# Provided information:
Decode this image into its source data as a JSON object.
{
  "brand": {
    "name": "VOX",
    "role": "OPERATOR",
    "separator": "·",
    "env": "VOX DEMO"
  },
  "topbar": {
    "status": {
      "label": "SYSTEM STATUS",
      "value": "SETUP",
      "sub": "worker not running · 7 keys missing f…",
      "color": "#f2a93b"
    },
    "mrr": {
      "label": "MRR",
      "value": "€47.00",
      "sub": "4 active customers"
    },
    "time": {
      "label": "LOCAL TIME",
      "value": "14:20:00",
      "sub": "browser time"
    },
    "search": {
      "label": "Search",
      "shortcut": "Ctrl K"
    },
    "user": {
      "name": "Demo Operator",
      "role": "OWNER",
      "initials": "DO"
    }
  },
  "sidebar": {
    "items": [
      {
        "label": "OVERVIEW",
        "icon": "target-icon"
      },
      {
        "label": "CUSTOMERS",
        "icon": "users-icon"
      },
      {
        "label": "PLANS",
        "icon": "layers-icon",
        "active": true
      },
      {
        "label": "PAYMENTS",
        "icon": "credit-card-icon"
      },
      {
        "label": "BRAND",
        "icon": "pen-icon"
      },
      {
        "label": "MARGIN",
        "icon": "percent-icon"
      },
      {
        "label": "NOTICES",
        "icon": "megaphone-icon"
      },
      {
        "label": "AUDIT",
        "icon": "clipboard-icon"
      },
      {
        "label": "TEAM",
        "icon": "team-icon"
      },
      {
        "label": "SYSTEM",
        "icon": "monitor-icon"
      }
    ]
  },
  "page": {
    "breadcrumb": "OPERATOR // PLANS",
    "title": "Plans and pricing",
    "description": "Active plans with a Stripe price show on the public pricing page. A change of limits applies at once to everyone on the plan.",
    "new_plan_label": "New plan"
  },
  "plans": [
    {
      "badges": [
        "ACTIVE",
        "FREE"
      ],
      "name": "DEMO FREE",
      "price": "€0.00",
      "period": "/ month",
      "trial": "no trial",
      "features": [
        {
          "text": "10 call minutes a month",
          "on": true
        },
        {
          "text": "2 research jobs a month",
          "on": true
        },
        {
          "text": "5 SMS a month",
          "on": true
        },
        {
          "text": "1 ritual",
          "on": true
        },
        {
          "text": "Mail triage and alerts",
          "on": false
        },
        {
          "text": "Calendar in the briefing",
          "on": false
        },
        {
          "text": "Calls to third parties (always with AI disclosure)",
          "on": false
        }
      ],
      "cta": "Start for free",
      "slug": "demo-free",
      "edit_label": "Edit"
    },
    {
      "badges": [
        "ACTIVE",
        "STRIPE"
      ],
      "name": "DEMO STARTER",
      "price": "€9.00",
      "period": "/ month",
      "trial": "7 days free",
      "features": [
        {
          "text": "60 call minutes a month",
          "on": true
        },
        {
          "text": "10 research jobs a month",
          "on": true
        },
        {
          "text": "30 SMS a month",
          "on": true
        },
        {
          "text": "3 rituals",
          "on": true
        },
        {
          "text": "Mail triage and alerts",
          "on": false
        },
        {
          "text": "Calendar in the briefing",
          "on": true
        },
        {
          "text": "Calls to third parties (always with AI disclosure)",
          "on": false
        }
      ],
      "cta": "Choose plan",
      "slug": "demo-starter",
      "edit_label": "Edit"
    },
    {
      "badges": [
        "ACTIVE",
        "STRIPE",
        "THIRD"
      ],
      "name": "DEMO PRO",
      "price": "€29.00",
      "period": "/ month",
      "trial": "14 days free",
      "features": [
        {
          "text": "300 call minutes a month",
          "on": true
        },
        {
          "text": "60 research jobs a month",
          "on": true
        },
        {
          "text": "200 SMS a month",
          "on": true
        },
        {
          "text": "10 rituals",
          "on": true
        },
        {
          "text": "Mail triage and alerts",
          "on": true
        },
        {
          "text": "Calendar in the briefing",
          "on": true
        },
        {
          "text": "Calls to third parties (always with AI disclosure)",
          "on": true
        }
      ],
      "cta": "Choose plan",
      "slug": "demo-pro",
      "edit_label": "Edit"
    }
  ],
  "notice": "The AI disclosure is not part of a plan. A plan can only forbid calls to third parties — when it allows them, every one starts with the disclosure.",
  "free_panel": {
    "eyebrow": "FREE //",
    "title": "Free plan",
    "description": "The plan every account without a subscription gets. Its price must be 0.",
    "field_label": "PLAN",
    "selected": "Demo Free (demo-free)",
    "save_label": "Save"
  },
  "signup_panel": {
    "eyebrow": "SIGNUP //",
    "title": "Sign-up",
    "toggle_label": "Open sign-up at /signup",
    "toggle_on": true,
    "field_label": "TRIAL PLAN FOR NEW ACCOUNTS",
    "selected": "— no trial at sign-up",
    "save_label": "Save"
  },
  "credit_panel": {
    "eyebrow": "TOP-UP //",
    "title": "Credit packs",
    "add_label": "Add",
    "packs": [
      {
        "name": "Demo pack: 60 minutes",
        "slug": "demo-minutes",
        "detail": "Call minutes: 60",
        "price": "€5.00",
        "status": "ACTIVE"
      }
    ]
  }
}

# What the exercise asks:
Using the records above, copy each line that contains "jobs".

# Answer to this exercise:
          "text": "2 research jobs a month",
          "text": "10 research jobs a month",
          "text": "60 research jobs a month",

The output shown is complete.